#### Task requirements
Would you return all of this data exactly, leaving nothing out?

#### The input
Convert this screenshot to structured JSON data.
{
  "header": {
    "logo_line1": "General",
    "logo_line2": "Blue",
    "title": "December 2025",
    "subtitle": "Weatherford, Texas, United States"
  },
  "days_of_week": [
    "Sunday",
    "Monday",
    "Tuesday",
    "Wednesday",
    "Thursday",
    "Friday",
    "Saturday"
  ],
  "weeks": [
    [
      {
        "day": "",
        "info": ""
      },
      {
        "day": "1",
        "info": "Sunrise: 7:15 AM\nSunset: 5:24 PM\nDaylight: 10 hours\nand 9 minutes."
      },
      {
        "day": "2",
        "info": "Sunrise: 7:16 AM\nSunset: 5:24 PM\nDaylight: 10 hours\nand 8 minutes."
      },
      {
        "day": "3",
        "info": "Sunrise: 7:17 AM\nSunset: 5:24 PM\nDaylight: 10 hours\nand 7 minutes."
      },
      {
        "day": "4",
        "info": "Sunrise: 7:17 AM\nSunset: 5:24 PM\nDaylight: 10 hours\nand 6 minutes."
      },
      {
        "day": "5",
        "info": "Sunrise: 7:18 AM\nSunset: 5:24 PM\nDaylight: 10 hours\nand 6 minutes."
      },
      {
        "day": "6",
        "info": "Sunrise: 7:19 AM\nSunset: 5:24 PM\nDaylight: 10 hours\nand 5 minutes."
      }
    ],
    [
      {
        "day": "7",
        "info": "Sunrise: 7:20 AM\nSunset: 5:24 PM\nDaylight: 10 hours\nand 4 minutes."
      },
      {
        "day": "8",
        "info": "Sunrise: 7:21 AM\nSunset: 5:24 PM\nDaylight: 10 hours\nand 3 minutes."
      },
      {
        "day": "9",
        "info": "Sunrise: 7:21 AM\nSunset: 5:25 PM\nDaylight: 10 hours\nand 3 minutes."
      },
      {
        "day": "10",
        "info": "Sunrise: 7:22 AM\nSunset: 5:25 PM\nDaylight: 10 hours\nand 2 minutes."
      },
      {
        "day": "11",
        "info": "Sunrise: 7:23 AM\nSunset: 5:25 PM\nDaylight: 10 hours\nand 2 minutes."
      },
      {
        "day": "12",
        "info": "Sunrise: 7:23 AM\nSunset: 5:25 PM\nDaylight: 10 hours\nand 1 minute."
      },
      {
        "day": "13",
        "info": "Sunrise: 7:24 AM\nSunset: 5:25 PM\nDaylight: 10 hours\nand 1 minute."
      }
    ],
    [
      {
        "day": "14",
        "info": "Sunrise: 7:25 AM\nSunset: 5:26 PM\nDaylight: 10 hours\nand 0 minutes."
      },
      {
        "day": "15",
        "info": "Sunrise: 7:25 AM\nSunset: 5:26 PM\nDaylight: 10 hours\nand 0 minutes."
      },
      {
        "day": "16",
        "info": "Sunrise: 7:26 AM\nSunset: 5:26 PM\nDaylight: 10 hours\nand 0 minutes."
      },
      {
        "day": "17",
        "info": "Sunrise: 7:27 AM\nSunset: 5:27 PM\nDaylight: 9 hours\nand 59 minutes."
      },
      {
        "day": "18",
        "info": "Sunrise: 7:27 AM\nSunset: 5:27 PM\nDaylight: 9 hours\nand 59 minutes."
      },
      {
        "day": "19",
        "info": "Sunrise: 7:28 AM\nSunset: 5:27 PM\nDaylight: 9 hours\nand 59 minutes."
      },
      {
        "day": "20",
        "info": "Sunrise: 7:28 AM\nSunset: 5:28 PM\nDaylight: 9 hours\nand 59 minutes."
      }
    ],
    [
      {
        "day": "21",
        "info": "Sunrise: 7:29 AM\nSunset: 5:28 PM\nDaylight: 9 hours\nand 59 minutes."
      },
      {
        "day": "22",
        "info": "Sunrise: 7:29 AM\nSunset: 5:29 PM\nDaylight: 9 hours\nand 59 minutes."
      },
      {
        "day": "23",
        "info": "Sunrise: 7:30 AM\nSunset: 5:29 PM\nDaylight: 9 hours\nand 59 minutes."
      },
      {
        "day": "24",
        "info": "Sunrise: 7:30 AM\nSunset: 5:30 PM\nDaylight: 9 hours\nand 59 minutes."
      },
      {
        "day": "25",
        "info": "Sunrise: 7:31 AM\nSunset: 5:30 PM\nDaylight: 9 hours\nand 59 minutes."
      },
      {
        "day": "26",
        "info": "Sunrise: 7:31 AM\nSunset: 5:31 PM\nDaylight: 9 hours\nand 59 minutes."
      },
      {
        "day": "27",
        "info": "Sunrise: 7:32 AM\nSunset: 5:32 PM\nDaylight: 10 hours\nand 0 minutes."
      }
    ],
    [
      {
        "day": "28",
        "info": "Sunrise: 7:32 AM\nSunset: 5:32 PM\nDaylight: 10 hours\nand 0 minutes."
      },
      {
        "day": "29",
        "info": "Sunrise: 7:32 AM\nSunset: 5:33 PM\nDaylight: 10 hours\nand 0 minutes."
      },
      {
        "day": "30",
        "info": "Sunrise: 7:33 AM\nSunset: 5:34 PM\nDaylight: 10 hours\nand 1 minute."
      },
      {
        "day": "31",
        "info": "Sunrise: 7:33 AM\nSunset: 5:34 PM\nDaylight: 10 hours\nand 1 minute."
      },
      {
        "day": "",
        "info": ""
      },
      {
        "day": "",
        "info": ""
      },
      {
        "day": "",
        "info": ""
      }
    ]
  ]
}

#### Answer for this exercise
Convert this screenshot to structured JSON data.
{
  "header": {
    "logo_line1": "General",
    "logo_line2": "Blue",
    "title": "December 2025",
    "subtitle": "Weatherford, Texas, United States"
  },
  "days_of_week": [
    "Sunday",
    "Monday",
    "Tuesday",
    "Wednesday",
    "Thursday",
    "Friday",
    "Saturday"
  ],
  "weeks": [
    [
      {
        "day": "",
        "info": ""
      },
      {
        "day": "1",
        "info": "Sunrise: 7:15 AM\nSunset: 5:24 PM\nDaylight: 10 hours\nand 9 minutes."
      },
      {
        "day": "2",
        "info": "Sunrise: 7:16 AM\nSunset: 5:24 PM\nDaylight: 10 hours\nand 8 minutes."
      },
      {
        "day": "3",
        "info": "Sunrise: 7:17 AM\nSunset: 5:24 PM\nDaylight: 10 hours\nand 7 minutes."
      },
      {
        "day": "4",
        "info": "Sunrise: 7:17 AM\nSunset: 5:24 PM\nDaylight: 10 hours\nand 6 minutes."
      },
      {
        "day": "5",
        "info": "Sunrise: 7:18 AM\nSunset: 5:24 PM\nDaylight: 10 hours\nand 6 minutes."
      },
      {
        "day": "6",
        "info": "Sunrise: 7:19 AM\nSunset: 5:24 PM\nDaylight: 10 hours\nand 5 minutes."
      }
    ],
    [
      {
        "day": "7",
        "info": "Sunrise: 7:20 AM\nSunset: 5:24 PM\nDaylight: 10 hours\nand 4 minutes."
      },
      {
        "day": "8",
        "info": "Sunrise: 7:21 AM\nSunset: 5:24 PM\nDaylight: 10 hours\nand 3 minutes."
      },
      {
        "day": "9",
        "info": "Sunrise: 7:21 AM\nSunset: 5:25 PM\nDaylight: 10 hours\nand 3 minutes."
      },
      {
        "day": "10",
        "info": "Sunrise: 7:22 AM\nSunset: 5:25 PM\nDaylight: 10 hours\nand 2 minutes."
      },
      {
        "day": "11",
        "info": "Sunrise: 7:23 AM\nSunset: 5:25 PM\nDaylight: 10 hours\nand 2 minutes."
      },
      {
        "day": "12",
        "info": "Sunrise: 7:23 AM\nSunset: 5:25 PM\nDaylight: 10 hours\nand 1 minute."
      },
      {
        "day": "13",
        "info": "Sunrise: 7:24 AM\nSunset: 5:25 PM\nDaylight: 10 hours\nand 1 minute."
      }
    ],
    [
      {
        "day": "14",
        "info": "Sunrise: 7:25 AM\nSunset: 5:26 PM\nDaylight: 10 hours\nand 0 minutes."
      },
      {
        "day": "15",
        "info": "Sunrise: 7:25 AM\nSunset: 5:26 PM\nDaylight: 10 hours\nand 0 minutes."
      },
      {
        "day": "16",
        "info": "Sunrise: 7:26 AM\nSunset: 5:26 PM\nDaylight: 10 hours\nand 0 minutes."
      },
      {
        "day": "17",
        "info": "Sunrise: 7:27 AM\nSunset: 5:27 PM\nDaylight: 9 hours\nand 59 minutes."
      },
      {
        "day": "18",
        "info": "Sunrise: 7:27 AM\nSunset: 5:27 PM\nDaylight: 9 hours\nand 59 minutes."
      },
      {
        "day": "19",
        "info": "Sunrise: 7:28 AM\nSunset: 5:27 PM\nDaylight: 9 hours\nand 59 minutes."
      },
      {
        "day": "20",
        "info": "Sunrise: 7:28 AM\nSunset: 5:28 PM\nDaylight: 9 hours\nand 59 minutes."
      }
    ],
    [
      {
        "day": "21",
        "info": "Sunrise: 7:29 AM\nSunset: 5:28 PM\nDaylight: 9 hours\nand 59 minutes."
      },
      {
        "day": "22",
        "info": "Sunrise: 7:29 AM\nSunset: 5:29 PM\nDaylight: 9 hours\nand 59 minutes."
      },
      {
        "day": "23",
        "info": "Sunrise: 7:30 AM\nSunset: 5:29 PM\nDaylight: 9 hours\nand 59 minutes."
      },
      {
        "day": "24",
        "info": "Sunrise: 7:30 AM\nSunset: 5:30 PM\nDaylight: 9 hours\nand 59 minutes."
      },
      {
        "day": "25",
        "info": "Sunrise: 7:31 AM\nSunset: 5:30 PM\nDaylight: 9 hours\nand 59 minutes."
      },
      {
        "day": "26",
        "info": "Sunrise: 7:31 AM\nSunset: 5:31 PM\nDaylight: 9 hours\nand 59 minutes."
      },
      {
        "day": "27",
        "info": "Sunrise: 7:32 AM\nSunset: 5:32 PM\nDaylight: 10 hours\nand 0 minutes."
      }
    ],
    [
      {
        "day": "28",
        "info": "Sunrise: 7:32 AM\nSunset: 5:32 PM\nDaylight: 10 hours\nand 0 minutes."
      },
      {
        "day": "29",
        "info": "Sunrise: 7:32 AM\nSunset: 5:33 PM\nDaylight: 10 hours\nand 0 minutes."
      },
      {
        "day": "30",
        "info": "Sunrise: 7:33 AM\nSunset: 5:34 PM\nDaylight: 10 hours\nand 1 minute."
      },
      {
        "day": "31",
        "info": "Sunrise: 7:33 AM\nSunset: 5:34 PM\nDaylight: 10 hours\nand 1 minute."
      },
      {
        "day": "",
        "info": ""
      },
      {
        "day": "",
        "info": ""
      },
      {
        "day": "",
        "info": ""
      }
    ]
  ]
}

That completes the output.